**SHORT EXERCISE**.
Output all the material that follows, exactly as given.

++++ DATA TO PROCESS ++++

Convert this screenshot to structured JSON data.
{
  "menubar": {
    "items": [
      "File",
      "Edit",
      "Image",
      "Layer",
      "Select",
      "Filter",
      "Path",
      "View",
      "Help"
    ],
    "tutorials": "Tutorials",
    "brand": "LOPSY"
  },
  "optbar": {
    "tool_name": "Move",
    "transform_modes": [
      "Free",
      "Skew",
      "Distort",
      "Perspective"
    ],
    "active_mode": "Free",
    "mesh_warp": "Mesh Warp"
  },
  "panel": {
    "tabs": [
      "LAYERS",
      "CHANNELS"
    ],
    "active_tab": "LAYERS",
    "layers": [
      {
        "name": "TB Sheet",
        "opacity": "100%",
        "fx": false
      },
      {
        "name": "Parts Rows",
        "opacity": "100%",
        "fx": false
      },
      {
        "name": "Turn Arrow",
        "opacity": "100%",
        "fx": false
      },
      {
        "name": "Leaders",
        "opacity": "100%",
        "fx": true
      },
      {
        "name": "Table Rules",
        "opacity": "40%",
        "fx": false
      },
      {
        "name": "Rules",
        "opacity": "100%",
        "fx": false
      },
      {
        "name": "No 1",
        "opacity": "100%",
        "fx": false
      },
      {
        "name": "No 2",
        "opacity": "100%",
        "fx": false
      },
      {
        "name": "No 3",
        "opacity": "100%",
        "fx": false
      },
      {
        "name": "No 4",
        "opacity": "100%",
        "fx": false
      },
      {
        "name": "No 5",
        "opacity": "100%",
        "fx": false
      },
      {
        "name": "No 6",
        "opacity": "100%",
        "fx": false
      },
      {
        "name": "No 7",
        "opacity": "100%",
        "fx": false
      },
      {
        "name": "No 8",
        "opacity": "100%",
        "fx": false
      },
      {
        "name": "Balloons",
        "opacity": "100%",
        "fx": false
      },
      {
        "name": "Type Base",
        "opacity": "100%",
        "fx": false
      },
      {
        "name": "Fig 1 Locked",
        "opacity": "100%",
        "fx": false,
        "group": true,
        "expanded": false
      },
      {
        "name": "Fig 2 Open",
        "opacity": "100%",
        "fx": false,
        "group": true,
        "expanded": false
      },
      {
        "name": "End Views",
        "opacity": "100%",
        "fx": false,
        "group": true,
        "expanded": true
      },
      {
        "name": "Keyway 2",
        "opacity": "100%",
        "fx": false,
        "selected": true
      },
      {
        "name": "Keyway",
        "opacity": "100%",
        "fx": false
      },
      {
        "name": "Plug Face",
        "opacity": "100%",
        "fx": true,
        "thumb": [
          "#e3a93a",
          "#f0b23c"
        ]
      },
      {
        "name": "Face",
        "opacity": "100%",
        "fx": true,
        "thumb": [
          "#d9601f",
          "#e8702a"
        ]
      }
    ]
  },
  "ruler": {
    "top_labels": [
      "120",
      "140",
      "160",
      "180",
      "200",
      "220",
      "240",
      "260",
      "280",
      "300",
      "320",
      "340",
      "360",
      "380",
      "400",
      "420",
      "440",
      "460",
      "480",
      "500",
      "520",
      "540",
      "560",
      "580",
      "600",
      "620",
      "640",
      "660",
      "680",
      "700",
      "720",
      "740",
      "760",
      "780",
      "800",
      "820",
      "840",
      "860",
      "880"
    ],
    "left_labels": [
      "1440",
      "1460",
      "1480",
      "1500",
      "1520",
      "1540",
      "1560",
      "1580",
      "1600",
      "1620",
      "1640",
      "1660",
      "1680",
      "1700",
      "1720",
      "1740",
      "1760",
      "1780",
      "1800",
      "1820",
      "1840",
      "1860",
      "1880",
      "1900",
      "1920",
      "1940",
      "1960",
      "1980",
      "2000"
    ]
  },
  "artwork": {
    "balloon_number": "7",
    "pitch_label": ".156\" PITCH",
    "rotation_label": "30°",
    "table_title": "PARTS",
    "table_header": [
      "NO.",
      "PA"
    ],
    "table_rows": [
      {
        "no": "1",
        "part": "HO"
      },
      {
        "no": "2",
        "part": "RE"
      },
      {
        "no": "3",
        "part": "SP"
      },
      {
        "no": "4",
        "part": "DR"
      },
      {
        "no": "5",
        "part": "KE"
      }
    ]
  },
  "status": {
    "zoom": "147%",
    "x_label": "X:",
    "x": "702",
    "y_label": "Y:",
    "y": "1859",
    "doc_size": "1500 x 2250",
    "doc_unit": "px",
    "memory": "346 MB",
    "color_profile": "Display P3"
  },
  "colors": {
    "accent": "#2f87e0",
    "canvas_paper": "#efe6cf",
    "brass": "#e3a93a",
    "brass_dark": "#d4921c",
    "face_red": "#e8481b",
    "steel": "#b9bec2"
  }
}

++++

**TASK SOLUTION**.
Convert this screenshot to structured JSON data.
{
  "menubar": {
    "items": [
      "File",
      "Edit",
      "Image",
      "Layer",
      "Select",
      "Filter",
      "Path",
      "View",
      "Help"
    ],
    "tutorials": "Tutorials",
    "brand": "LOPSY"
  },
  "optbar": {
    "tool_name": "Move",
    "transform_modes": [
      "Free",
      "Skew",
      "Distort",
      "Perspective"
    ],
    "active_mode": "Free",
    "mesh_warp": "Mesh Warp"
  },
  "panel": {
    "tabs": [
      "LAYERS",
      "CHANNELS"
    ],
    "active_tab": "LAYERS",
    "layers": [
      {
        "name": "TB Sheet",
        "opacity": "100%",
        "fx": false
      },
      {
        "name": "Parts Rows",
        "opacity": "100%",
        "fx": false
      },
      {
        "name": "Turn Arrow",
        "opacity": "100%",
        "fx": false
      },
      {
        "name": "Leaders",
        "opacity": "100%",
        "fx": true
      },
      {
        "name": "Table Rules",
        "opacity": "40%",
        "fx": false
      },
      {
        "name": "Rules",
        "opacity": "100%",
        "fx": false
      },
      {
        "name": "No 1",
        "opacity": "100%",
        "fx": false
      },
      {
        "name": "No 2",
        "opacity": "100%",
        "fx": false
      },
      {
        "name": "No 3",
        "opacity": "100%",
        "fx": false
      },
      {
        "name": "No 4",
        "opacity": "100%",
        "fx": false
      },
      {
        "name": "No 5",
        "opacity": "100%",
        "fx": false
      },
      {
        "name": "No 6",
        "opacity": "100%",
        "fx": false
      },
      {
        "name": "No 7",
        "opacity": "100%",
        "fx": false
      },
      {
        "name": "No 8",
        "opacity": "100%",
        "fx": false
      },
      {
        "name": "Balloons",
        "opacity": "100%",
        "fx": false
      },
      {
        "name": "Type Base",
        "opacity": "100%",
        "fx": false
      },
      {
        "name": "Fig 1 Locked",
        "opacity": "100%",
        "fx": false,
        "group": true,
        "expanded": false
      },
      {
        "name": "Fig 2 Open",
        "opacity": "100%",
        "fx": false,
        "group": true,
        "expanded": false
      },
      {
        "name": "End Views",
        "opacity": "100%",
        "fx": false,
        "group": true,
        "expanded": true
      },
      {
        "name": "Keyway 2",
        "opacity": "100%",
        "fx": false,
        "selected": true
      },
      {
        "name": "Keyway",
        "opacity": "100%",
        "fx": false
      },
      {
        "name": "Plug Face",
        "opacity": "100%",
        "fx": true,
        "thumb": [
          "#e3a93a",
          "#f0b23c"
        ]
      },
      {
        "name": "Face",
        "opacity": "100%",
        "fx": true,
        "thumb": [
          "#d9601f",
          "#e8702a"
        ]
      }
    ]
  },
  "ruler": {
    "top_labels": [
      "120",
      "140",
      "160",
      "180",
      "200",
      "220",
      "240",
      "260",
      "280",
      "300",
      "320",
      "340",
      "360",
      "380",
      "400",
      "420",
      "440",
      "460",
      "480",
      "500",
      "520",
      "540",
      "560",
      "580",
      "600",
      "620",
      "640",
      "660",
      "680",
      "700",
      "720",
      "740",
      "760",
      "780",
      "800",
      "820",
      "840",
      "860",
      "880"
    ],
    "left_labels": [
      "1440",
      "1460",
      "1480",
      "1500",
      "1520",
      "1540",
      "1560",
      "1580",
      "1600",
      "1620",
      "1640",
      "1660",
      "1680",
      "1700",
      "1720",
      "1740",
      "1760",
      "1780",
      "1800",
      "1820",
      "1840",
      "1860",
      "1880",
      "1900",
      "1920",
      "1940",
      "1960",
      "1980",
      "2000"
    ]
  },
  "artwork": {
    "balloon_number": "7",
    "pitch_label": ".156\" PITCH",
    "rotation_label": "30°",
    "table_title": "PARTS",
    "table_header": [
      "NO.",
      "PA"
    ],
    "table_rows": [
      {
        "no": "1",
        "part": "HO"
      },
      {
        "no": "2",
        "part": "RE"
      },
      {
        "no": "3",
        "part": "SP"
      },
      {
        "no": "4",
        "part": "DR"
      },
      {
        "no": "5",
        "part": "KE"
      }
    ]
  },
  "status": {
    "zoom": "147%",
    "x_label": "X:",
    "x": "702",
    "y_label": "Y:",
    "y": "1859",
    "doc_size": "1500 x 2250",
    "doc_unit": "px",
    "memory": "346 MB",
    "color_profile": "Display P3"
  },
  "colors": {
    "accent": "#2f87e0",
    "canvas_paper": "#efe6cf",
    "brass": "#e3a93a",
    "brass_dark": "#d4921c",
    "face_red": "#e8481b",
    "steel": "#b9bec2"
  }
}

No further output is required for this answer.